§ Exercise brief
Extract each line holding the word "احمد" from the entries.

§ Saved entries
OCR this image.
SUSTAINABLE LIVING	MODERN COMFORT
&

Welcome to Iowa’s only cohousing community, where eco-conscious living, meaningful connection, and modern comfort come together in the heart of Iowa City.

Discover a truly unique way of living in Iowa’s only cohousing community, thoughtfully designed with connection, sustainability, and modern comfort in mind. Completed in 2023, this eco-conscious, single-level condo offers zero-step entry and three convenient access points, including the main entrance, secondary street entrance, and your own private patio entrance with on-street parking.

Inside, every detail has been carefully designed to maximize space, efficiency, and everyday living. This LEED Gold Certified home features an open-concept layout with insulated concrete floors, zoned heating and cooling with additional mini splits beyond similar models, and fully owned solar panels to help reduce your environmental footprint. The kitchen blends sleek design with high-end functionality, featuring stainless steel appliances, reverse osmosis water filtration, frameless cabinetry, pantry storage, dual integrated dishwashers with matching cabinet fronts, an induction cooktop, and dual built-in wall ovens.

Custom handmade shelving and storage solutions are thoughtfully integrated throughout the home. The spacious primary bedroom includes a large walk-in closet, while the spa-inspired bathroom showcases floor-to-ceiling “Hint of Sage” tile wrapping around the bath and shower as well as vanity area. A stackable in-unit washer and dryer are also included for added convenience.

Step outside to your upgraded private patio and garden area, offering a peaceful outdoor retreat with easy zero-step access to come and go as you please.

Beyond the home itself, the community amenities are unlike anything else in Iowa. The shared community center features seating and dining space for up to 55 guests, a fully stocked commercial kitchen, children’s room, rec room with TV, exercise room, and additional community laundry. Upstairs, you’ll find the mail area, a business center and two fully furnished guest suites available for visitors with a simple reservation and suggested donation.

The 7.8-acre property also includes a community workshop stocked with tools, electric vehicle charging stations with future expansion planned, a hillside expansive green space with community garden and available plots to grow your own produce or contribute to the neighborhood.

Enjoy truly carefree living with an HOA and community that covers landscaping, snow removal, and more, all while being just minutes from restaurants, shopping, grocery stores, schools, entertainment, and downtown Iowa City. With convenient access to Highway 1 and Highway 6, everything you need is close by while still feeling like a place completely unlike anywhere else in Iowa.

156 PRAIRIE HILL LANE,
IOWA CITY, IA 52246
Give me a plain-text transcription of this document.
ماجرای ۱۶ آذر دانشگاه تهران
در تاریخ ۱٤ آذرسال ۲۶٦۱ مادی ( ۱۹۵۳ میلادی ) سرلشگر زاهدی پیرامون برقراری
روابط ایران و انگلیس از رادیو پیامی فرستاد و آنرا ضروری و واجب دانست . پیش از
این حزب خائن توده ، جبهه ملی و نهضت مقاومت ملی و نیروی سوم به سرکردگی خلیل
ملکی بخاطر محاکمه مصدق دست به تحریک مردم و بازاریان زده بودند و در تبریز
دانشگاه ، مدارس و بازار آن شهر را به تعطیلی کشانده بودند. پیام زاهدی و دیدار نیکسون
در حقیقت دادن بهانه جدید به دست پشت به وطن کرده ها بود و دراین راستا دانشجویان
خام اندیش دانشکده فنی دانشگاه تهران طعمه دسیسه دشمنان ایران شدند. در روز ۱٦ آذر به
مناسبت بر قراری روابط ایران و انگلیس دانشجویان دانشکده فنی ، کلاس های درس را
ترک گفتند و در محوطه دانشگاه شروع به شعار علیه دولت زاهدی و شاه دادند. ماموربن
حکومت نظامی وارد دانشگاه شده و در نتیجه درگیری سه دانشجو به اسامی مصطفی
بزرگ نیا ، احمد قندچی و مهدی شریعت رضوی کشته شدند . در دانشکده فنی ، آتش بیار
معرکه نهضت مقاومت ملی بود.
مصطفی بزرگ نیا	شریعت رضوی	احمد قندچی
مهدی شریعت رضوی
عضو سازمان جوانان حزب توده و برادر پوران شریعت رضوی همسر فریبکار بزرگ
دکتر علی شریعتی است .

§ Result
بزرگ نیا ، احمد قندچی و مهدی شریعت رضوی کشته شدند . در دانشکده فنی ، آتش بیار
مصطفی بزرگ نیا	شریعت رضوی	احمد قندچی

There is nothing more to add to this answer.